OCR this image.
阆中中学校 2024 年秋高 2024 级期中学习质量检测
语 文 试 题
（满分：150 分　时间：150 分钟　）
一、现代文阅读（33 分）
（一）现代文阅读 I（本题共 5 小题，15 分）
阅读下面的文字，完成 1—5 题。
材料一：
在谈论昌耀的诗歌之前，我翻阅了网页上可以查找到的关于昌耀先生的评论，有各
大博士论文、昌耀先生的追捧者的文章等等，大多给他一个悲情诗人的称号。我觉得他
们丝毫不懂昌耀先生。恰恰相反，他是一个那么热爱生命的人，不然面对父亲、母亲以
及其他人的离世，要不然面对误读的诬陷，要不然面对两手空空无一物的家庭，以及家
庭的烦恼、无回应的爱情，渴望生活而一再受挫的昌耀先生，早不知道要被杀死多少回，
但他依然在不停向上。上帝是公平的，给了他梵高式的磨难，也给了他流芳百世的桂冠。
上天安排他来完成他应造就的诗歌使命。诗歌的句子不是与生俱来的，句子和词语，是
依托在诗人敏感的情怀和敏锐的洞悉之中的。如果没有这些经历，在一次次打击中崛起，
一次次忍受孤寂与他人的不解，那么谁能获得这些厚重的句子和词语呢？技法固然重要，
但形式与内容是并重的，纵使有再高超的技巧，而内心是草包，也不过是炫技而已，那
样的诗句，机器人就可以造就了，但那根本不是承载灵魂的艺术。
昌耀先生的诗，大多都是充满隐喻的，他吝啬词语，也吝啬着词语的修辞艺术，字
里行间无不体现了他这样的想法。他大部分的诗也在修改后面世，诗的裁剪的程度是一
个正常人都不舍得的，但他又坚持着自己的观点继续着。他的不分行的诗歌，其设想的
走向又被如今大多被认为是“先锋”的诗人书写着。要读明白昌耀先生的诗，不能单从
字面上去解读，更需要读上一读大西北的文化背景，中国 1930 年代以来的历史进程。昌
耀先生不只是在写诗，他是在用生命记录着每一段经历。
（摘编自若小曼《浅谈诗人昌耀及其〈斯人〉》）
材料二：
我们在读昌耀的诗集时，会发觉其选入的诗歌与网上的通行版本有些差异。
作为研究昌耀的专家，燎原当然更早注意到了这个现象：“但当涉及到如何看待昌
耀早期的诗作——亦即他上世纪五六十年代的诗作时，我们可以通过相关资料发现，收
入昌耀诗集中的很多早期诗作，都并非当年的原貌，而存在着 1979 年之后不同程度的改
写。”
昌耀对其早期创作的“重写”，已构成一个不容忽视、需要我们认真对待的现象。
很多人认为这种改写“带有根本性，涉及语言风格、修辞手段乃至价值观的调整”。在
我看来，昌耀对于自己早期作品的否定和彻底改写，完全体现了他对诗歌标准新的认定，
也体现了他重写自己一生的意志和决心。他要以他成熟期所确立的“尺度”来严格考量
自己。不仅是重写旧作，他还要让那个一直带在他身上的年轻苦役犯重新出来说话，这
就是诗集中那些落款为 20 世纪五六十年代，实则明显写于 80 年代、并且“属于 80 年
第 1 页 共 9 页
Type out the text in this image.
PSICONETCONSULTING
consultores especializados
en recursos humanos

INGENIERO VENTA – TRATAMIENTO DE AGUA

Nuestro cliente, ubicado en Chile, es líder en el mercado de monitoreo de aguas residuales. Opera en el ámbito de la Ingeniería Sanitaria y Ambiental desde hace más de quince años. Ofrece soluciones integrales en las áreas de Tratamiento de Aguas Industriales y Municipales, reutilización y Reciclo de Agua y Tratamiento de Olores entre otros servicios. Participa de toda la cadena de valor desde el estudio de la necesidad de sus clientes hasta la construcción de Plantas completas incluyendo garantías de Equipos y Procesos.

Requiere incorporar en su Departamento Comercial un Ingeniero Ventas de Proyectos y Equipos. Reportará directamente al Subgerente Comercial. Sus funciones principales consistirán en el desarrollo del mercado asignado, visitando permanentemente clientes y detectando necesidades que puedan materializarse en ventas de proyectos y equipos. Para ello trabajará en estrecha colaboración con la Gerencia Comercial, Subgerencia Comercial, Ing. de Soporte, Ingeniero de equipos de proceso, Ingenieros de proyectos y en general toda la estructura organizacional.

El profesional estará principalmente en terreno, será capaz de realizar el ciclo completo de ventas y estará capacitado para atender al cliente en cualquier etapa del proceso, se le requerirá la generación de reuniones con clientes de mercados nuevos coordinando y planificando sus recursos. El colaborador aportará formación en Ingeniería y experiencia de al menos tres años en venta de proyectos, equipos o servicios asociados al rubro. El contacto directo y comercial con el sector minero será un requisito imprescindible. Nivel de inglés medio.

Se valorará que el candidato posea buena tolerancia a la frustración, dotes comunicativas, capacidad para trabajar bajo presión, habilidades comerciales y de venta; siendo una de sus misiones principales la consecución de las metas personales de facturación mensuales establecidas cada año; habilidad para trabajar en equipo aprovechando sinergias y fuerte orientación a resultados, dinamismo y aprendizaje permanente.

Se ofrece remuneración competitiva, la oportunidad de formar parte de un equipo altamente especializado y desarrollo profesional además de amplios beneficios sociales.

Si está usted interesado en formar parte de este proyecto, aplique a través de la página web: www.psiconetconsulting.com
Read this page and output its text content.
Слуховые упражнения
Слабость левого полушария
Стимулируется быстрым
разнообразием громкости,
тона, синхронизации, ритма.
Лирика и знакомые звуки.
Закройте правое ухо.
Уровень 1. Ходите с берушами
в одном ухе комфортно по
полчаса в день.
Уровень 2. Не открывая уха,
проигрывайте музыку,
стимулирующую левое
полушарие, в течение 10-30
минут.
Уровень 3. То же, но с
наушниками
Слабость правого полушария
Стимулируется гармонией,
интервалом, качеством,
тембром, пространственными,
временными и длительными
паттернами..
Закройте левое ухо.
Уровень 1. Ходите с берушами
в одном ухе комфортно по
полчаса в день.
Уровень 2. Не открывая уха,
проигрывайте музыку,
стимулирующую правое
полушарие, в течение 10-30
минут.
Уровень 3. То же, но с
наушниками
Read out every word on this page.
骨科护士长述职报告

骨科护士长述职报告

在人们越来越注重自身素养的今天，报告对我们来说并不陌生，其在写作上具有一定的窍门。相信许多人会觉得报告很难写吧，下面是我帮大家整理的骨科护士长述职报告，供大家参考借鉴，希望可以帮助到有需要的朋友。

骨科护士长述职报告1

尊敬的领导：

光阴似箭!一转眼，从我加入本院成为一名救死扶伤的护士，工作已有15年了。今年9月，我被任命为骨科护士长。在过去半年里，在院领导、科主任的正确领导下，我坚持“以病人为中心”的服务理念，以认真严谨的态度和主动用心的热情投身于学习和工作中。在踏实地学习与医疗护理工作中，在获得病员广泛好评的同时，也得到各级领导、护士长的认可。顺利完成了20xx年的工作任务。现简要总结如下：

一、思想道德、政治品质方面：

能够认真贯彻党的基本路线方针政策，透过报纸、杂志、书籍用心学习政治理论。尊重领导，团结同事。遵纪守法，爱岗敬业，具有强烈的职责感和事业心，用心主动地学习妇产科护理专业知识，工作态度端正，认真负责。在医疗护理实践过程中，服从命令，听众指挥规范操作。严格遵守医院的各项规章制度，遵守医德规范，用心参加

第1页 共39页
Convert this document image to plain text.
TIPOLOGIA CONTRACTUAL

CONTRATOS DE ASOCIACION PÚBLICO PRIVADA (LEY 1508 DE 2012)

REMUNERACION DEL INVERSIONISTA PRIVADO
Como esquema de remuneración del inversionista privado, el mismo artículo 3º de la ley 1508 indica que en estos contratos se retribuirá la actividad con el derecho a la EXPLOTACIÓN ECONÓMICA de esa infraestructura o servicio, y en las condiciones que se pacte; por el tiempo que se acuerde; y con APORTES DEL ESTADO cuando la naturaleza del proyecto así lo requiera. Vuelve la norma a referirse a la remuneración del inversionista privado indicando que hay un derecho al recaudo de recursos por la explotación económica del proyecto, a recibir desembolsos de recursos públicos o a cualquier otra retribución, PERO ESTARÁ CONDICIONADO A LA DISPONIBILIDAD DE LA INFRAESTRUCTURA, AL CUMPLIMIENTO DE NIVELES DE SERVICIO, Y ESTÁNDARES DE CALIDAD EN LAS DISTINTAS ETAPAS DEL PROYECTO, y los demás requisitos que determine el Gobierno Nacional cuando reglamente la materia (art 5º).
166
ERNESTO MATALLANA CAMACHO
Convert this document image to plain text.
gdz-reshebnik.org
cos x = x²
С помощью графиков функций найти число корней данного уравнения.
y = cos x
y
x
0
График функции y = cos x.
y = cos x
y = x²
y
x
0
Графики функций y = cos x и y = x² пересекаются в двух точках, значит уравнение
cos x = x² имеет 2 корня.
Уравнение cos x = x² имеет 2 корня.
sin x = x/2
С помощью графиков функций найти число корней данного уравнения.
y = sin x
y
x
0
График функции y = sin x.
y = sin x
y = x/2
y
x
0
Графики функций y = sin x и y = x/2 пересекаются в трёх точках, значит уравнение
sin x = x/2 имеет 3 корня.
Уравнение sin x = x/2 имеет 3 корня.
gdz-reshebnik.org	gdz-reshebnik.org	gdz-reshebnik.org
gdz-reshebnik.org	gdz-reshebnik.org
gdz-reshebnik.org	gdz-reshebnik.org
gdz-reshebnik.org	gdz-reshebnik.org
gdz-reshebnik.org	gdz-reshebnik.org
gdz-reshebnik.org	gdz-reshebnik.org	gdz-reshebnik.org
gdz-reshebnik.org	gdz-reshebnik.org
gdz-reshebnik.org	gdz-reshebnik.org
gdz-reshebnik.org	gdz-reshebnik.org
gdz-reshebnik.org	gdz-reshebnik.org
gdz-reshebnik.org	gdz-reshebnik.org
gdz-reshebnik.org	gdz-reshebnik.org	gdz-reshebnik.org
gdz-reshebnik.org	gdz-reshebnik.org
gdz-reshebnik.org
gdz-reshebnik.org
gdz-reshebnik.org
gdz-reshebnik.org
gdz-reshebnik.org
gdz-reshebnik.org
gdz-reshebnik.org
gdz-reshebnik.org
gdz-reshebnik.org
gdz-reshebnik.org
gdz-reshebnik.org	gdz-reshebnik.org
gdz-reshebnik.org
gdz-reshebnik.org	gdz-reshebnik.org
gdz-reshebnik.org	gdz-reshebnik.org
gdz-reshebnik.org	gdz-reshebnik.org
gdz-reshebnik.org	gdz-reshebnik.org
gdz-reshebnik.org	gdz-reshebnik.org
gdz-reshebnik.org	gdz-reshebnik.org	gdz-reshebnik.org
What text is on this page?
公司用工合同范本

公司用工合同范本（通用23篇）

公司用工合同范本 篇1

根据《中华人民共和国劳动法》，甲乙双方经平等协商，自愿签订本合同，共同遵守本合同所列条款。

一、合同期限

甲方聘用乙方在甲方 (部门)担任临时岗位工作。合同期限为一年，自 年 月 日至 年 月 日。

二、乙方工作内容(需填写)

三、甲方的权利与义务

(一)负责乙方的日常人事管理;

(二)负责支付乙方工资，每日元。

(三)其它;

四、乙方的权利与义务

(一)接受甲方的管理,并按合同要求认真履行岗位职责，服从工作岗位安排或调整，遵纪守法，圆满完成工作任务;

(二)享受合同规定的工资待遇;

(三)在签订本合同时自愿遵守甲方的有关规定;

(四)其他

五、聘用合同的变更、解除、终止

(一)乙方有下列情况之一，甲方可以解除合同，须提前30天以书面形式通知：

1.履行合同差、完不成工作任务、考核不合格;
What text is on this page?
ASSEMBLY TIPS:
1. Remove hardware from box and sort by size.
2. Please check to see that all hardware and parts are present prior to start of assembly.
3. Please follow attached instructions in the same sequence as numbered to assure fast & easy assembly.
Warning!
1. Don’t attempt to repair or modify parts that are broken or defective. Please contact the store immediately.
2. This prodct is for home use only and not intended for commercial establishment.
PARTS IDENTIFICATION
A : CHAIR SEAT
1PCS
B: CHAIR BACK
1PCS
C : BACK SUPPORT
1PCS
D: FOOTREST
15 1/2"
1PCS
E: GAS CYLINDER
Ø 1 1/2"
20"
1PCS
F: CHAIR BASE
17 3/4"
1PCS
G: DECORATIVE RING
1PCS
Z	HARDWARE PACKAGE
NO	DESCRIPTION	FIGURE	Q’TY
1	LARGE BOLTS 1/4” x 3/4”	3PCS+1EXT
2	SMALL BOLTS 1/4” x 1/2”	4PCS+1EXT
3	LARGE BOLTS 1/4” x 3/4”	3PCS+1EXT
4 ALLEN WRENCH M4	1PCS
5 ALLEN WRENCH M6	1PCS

================================

--- What is expected ---
Find the lines with the string "that" and reproduce them.

--- Exercise response ---
2. Please check to see that all hardware and parts are present prior to start of assembly.
1. Don’t attempt to repair or modify parts that are broken or defective. Please contact the store immediately.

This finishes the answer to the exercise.